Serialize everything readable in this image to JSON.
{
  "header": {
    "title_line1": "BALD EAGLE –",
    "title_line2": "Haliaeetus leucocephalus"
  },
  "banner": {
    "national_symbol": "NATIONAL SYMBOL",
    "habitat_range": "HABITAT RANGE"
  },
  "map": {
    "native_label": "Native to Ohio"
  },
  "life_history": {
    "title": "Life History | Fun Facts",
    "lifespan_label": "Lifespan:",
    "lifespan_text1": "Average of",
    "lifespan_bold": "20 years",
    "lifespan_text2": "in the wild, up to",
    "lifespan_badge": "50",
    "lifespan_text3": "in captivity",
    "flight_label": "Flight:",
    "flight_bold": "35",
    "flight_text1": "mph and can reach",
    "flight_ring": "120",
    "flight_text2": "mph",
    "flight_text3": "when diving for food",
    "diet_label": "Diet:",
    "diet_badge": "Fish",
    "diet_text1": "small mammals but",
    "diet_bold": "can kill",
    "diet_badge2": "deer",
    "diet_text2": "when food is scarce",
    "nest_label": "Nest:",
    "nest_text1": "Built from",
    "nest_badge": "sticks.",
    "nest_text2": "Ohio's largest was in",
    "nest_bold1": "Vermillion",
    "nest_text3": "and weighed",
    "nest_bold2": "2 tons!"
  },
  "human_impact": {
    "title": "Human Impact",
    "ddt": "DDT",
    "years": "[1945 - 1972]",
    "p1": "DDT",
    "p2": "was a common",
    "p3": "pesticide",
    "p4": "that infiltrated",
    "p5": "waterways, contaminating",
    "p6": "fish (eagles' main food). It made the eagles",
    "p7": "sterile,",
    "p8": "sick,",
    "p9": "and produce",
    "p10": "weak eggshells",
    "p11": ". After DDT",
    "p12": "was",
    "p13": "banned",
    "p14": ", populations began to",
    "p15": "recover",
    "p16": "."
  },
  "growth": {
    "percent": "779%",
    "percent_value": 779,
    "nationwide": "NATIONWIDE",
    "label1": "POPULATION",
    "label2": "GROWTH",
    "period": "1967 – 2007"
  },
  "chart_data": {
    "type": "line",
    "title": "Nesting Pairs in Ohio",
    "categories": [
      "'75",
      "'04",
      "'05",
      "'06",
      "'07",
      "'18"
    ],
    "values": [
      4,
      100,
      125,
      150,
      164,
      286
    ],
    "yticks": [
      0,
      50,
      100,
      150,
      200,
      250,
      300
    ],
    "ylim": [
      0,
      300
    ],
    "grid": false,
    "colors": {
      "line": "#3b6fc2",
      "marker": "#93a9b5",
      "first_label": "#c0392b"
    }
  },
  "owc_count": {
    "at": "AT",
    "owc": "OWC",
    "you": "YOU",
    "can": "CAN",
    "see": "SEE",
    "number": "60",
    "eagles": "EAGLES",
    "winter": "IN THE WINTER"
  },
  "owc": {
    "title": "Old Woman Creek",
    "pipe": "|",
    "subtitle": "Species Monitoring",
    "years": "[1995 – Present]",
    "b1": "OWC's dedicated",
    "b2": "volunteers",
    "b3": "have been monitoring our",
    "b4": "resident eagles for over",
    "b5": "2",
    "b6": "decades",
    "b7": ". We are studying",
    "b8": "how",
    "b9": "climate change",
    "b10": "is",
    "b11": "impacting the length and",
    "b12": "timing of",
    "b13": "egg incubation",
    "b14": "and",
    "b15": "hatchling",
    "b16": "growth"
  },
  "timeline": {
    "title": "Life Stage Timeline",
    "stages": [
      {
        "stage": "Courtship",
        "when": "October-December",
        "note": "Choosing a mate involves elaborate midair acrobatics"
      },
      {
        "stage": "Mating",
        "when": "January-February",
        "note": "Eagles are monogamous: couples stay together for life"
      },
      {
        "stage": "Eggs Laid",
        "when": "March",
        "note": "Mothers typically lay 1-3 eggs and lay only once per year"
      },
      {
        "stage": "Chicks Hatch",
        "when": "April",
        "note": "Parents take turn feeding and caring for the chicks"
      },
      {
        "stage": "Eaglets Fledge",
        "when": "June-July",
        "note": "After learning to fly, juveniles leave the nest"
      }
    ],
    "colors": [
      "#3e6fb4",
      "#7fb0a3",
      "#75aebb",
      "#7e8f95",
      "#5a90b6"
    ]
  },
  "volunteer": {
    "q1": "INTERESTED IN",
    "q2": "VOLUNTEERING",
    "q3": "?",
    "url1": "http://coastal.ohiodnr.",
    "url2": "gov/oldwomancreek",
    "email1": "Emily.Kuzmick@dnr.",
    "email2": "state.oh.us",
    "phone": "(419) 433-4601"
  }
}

- _Exercise brief_
Write the material out again in its entirety, exactly as shown.

- _Answer to this exercise_
Serialize everything readable in this image to JSON.
{
  "header": {
    "title_line1": "BALD EAGLE –",
    "title_line2": "Haliaeetus leucocephalus"
  },
  "banner": {
    "national_symbol": "NATIONAL SYMBOL",
    "habitat_range": "HABITAT RANGE"
  },
  "map": {
    "native_label": "Native to Ohio"
  },
  "life_history": {
    "title": "Life History | Fun Facts",
    "lifespan_label": "Lifespan:",
    "lifespan_text1": "Average of",
    "lifespan_bold": "20 years",
    "lifespan_text2": "in the wild, up to",
    "lifespan_badge": "50",
    "lifespan_text3": "in captivity",
    "flight_label": "Flight:",
    "flight_bold": "35",
    "flight_text1": "mph and can reach",
    "flight_ring": "120",
    "flight_text2": "mph",
    "flight_text3": "when diving for food",
    "diet_label": "Diet:",
    "diet_badge": "Fish",
    "diet_text1": "small mammals but",
    "diet_bold": "can kill",
    "diet_badge2": "deer",
    "diet_text2": "when food is scarce",
    "nest_label": "Nest:",
    "nest_text1": "Built from",
    "nest_badge": "sticks.",
    "nest_text2": "Ohio's largest was in",
    "nest_bold1": "Vermillion",
    "nest_text3": "and weighed",
    "nest_bold2": "2 tons!"
  },
  "human_impact": {
    "title": "Human Impact",
    "ddt": "DDT",
    "years": "[1945 - 1972]",
    "p1": "DDT",
    "p2": "was a common",
    "p3": "pesticide",
    "p4": "that infiltrated",
    "p5": "waterways, contaminating",
    "p6": "fish (eagles' main food). It made the eagles",
    "p7": "sterile,",
    "p8": "sick,",
    "p9": "and produce",
    "p10": "weak eggshells",
    "p11": ". After DDT",
    "p12": "was",
    "p13": "banned",
    "p14": ", populations began to",
    "p15": "recover",
    "p16": "."
  },
  "growth": {
    "percent": "779%",
    "percent_value": 779,
    "nationwide": "NATIONWIDE",
    "label1": "POPULATION",
    "label2": "GROWTH",
    "period": "1967 – 2007"
  },
  "chart_data": {
    "type": "line",
    "title": "Nesting Pairs in Ohio",
    "categories": [
      "'75",
      "'04",
      "'05",
      "'06",
      "'07",
      "'18"
    ],
    "values": [
      4,
      100,
      125,
      150,
      164,
      286
    ],
    "yticks": [
      0,
      50,
      100,
      150,
      200,
      250,
      300
    ],
    "ylim": [
      0,
      300
    ],
    "grid": false,
    "colors": {
      "line": "#3b6fc2",
      "marker": "#93a9b5",
      "first_label": "#c0392b"
    }
  },
  "owc_count": {
    "at": "AT",
    "owc": "OWC",
    "you": "YOU",
    "can": "CAN",
    "see": "SEE",
    "number": "60",
    "eagles": "EAGLES",
    "winter": "IN THE WINTER"
  },
  "owc": {
    "title": "Old Woman Creek",
    "pipe": "|",
    "subtitle": "Species Monitoring",
    "years": "[1995 – Present]",
    "b1": "OWC's dedicated",
    "b2": "volunteers",
    "b3": "have been monitoring our",
    "b4": "resident eagles for over",
    "b5": "2",
    "b6": "decades",
    "b7": ". We are studying",
    "b8": "how",
    "b9": "climate change",
    "b10": "is",
    "b11": "impacting the length and",
    "b12": "timing of",
    "b13": "egg incubation",
    "b14": "and",
    "b15": "hatchling",
    "b16": "growth"
  },
  "timeline": {
    "title": "Life Stage Timeline",
    "stages": [
      {
        "stage": "Courtship",
        "when": "October-December",
        "note": "Choosing a mate involves elaborate midair acrobatics"
      },
      {
        "stage": "Mating",
        "when": "January-February",
        "note": "Eagles are monogamous: couples stay together for life"
      },
      {
        "stage": "Eggs Laid",
        "when": "March",
        "note": "Mothers typically lay 1-3 eggs and lay only once per year"
      },
      {
        "stage": "Chicks Hatch",
        "when": "April",
        "note": "Parents take turn feeding and caring for the chicks"
      },
      {
        "stage": "Eaglets Fledge",
        "when": "June-July",
        "note": "After learning to fly, juveniles leave the nest"
      }
    ],
    "colors": [
      "#3e6fb4",
      "#7fb0a3",
      "#75aebb",
      "#7e8f95",
      "#5a90b6"
    ]
  },
  "volunteer": {
    "q1": "INTERESTED IN",
    "q2": "VOLUNTEERING",
    "q3": "?",
    "url1": "http://coastal.ohiodnr.",
    "url2": "gov/oldwomancreek",
    "email1": "Emily.Kuzmick@dnr.",
    "email2": "state.oh.us",
    "phone": "(419) 433-4601"
  }
}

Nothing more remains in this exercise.